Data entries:
----------------

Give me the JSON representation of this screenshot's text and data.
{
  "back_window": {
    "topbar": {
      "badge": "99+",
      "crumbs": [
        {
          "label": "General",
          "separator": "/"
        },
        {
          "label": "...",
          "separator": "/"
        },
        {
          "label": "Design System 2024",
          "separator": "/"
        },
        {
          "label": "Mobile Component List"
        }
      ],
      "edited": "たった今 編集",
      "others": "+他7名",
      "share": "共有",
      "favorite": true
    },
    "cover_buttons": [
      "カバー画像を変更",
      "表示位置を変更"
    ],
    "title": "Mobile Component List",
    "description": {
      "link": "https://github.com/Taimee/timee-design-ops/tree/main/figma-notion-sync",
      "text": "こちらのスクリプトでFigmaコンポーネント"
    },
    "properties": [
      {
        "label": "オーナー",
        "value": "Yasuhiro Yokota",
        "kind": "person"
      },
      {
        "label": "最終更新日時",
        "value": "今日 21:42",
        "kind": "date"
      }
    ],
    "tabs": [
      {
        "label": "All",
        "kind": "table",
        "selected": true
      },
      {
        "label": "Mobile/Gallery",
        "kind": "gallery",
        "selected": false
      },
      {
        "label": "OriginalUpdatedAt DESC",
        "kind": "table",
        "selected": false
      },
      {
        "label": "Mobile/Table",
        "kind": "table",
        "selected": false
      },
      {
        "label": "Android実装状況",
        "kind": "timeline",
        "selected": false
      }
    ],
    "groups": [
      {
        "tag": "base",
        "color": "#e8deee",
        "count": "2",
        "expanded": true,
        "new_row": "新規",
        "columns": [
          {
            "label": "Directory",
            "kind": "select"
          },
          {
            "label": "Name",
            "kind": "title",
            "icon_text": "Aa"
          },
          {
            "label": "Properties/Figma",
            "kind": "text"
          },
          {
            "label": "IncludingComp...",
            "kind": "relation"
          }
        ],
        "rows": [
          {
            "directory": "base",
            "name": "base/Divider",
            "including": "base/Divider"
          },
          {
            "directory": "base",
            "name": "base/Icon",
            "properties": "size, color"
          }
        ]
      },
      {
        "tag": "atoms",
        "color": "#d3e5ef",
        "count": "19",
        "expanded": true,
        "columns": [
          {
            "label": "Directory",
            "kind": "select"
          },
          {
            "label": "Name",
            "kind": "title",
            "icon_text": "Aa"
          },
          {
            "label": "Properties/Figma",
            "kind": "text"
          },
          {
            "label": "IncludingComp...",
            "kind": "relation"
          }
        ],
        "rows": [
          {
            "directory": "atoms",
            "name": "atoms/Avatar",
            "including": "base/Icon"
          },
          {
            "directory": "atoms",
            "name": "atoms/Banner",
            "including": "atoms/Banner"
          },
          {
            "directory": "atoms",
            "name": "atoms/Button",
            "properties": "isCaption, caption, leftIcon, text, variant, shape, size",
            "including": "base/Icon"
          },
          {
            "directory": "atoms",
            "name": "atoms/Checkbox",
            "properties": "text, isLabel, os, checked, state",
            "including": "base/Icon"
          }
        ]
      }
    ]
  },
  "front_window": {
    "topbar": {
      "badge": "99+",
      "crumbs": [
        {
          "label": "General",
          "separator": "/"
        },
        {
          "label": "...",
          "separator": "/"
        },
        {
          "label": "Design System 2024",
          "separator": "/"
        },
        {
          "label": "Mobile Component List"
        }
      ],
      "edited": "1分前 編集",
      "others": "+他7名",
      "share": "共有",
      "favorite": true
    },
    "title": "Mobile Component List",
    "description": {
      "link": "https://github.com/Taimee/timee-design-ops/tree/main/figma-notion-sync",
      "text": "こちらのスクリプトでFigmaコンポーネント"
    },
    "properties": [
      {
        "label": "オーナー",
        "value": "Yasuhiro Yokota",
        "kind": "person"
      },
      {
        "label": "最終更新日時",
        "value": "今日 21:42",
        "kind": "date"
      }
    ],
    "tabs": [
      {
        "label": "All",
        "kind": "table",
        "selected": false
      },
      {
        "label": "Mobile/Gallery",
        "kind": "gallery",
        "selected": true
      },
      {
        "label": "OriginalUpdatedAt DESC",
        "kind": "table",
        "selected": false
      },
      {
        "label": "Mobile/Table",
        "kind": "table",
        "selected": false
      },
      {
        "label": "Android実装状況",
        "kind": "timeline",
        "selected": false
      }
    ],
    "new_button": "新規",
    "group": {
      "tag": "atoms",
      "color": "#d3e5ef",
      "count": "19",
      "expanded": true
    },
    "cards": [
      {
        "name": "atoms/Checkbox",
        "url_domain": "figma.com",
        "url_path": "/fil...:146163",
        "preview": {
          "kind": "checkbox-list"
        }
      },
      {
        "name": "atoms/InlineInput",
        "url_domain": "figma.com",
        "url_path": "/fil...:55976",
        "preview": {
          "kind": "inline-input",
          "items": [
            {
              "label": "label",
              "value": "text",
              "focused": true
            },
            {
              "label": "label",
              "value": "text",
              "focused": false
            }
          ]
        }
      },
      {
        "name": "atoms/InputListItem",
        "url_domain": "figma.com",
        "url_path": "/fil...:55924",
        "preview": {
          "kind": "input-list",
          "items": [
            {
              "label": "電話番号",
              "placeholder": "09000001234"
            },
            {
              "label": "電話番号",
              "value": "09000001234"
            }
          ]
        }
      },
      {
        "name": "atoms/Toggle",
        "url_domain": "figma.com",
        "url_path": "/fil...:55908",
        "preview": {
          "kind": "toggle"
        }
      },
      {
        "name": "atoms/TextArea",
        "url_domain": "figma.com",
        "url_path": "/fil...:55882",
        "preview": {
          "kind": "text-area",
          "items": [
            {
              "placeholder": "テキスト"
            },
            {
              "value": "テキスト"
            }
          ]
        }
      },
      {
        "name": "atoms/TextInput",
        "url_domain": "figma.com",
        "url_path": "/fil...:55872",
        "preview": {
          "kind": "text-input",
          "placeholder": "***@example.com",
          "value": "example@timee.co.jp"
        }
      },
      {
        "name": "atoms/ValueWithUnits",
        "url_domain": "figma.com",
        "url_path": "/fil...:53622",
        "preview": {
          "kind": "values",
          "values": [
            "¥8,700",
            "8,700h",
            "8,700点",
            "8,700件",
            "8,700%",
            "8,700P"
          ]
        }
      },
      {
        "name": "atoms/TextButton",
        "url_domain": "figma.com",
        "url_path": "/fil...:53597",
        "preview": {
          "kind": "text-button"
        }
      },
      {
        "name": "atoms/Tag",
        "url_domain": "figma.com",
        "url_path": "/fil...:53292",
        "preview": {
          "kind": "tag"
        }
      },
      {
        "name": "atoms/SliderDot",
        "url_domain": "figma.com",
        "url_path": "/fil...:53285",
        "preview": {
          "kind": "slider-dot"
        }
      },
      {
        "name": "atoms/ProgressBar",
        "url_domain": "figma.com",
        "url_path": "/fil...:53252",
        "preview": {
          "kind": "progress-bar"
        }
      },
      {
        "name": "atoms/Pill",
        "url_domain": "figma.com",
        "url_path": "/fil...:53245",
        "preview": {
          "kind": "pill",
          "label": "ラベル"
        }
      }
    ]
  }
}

----------------

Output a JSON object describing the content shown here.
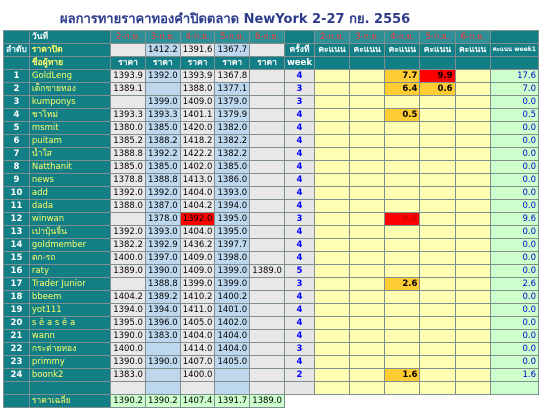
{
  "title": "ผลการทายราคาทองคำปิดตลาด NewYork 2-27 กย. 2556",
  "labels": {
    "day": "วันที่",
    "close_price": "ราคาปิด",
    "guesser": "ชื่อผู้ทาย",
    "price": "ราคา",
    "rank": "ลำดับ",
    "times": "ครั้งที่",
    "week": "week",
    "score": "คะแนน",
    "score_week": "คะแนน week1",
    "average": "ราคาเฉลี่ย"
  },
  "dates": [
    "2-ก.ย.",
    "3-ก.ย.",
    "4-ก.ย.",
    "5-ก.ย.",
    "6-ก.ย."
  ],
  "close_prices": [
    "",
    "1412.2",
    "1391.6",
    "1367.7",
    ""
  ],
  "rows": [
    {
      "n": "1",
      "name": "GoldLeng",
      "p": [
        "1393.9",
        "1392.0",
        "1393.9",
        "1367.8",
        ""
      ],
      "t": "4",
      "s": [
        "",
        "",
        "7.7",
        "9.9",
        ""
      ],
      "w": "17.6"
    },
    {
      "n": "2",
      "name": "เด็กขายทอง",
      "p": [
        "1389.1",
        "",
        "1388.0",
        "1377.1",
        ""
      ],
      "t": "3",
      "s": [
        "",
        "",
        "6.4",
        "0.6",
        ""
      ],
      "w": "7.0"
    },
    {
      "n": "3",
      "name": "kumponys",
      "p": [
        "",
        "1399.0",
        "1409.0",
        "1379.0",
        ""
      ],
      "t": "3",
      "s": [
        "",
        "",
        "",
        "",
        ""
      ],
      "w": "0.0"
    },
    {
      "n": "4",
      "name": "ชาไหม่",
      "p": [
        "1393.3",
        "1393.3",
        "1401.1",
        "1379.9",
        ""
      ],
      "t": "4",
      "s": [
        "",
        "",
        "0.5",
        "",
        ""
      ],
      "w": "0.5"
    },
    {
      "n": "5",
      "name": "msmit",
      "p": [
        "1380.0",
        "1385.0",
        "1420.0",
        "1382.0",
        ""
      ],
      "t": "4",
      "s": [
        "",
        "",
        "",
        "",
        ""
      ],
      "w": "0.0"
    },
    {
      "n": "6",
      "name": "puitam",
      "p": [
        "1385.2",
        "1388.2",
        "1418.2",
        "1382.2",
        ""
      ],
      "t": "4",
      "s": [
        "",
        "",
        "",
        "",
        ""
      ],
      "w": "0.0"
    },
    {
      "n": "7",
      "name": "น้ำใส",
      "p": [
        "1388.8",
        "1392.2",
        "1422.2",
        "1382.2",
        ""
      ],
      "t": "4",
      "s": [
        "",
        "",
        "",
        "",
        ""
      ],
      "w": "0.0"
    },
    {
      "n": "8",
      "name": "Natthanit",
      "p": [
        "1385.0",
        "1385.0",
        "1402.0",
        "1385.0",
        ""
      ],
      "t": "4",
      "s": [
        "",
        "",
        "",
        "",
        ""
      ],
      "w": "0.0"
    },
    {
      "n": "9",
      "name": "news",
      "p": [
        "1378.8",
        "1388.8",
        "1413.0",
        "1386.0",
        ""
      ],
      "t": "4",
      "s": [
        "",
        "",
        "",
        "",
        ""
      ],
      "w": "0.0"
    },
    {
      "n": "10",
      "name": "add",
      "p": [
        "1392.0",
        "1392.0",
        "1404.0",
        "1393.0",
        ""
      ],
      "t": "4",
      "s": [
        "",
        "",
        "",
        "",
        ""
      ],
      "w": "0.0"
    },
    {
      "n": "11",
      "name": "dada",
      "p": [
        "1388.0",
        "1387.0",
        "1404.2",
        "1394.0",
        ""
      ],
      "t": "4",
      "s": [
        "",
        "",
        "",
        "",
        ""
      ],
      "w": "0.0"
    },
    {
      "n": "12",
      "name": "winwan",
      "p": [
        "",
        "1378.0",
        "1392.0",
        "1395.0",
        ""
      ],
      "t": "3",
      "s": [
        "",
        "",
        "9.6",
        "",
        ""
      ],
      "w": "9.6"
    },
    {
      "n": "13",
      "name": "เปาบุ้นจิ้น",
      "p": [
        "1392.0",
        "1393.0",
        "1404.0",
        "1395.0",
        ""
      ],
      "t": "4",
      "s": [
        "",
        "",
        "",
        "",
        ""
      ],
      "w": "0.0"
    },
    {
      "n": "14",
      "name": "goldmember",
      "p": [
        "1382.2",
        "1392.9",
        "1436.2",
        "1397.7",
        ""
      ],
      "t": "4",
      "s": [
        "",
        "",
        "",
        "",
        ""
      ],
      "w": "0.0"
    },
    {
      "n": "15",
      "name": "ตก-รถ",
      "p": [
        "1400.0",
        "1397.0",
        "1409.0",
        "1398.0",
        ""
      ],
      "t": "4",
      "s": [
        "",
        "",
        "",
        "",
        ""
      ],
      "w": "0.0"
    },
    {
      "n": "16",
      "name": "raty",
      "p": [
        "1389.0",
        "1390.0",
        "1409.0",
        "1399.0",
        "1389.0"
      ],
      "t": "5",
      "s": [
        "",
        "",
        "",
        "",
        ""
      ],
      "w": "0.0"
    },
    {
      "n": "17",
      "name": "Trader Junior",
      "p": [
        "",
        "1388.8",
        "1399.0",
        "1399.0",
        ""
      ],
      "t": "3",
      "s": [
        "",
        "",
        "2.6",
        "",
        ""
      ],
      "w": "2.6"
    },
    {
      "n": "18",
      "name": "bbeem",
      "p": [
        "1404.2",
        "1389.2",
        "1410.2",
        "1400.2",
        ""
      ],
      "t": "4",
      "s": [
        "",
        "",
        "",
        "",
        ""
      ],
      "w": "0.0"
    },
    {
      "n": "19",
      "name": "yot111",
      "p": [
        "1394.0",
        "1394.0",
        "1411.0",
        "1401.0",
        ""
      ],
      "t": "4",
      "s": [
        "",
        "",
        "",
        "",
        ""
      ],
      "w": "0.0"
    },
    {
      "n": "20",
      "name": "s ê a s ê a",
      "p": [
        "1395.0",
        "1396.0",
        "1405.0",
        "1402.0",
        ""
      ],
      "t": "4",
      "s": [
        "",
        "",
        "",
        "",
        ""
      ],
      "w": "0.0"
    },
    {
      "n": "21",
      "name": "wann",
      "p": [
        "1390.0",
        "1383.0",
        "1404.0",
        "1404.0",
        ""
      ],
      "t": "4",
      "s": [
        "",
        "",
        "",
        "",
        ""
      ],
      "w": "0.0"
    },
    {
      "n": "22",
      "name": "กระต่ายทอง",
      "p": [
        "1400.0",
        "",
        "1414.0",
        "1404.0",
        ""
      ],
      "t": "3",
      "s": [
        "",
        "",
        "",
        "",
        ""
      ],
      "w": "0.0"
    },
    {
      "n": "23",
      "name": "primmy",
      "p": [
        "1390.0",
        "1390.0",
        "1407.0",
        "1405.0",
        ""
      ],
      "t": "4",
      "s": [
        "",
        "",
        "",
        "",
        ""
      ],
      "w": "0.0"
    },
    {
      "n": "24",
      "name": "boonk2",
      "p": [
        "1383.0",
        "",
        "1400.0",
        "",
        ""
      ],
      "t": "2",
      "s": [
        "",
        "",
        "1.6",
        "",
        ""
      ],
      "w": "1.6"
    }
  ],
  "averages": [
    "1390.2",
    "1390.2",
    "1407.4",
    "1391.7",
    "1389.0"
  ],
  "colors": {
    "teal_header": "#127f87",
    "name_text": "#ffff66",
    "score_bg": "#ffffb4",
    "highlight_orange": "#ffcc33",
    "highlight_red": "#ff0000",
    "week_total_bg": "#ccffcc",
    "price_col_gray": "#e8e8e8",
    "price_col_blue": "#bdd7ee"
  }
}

----------------

Calculate how many lines of the material include the string "example", and state that number by itself.

ANSWER TO THIS EXERCISE
2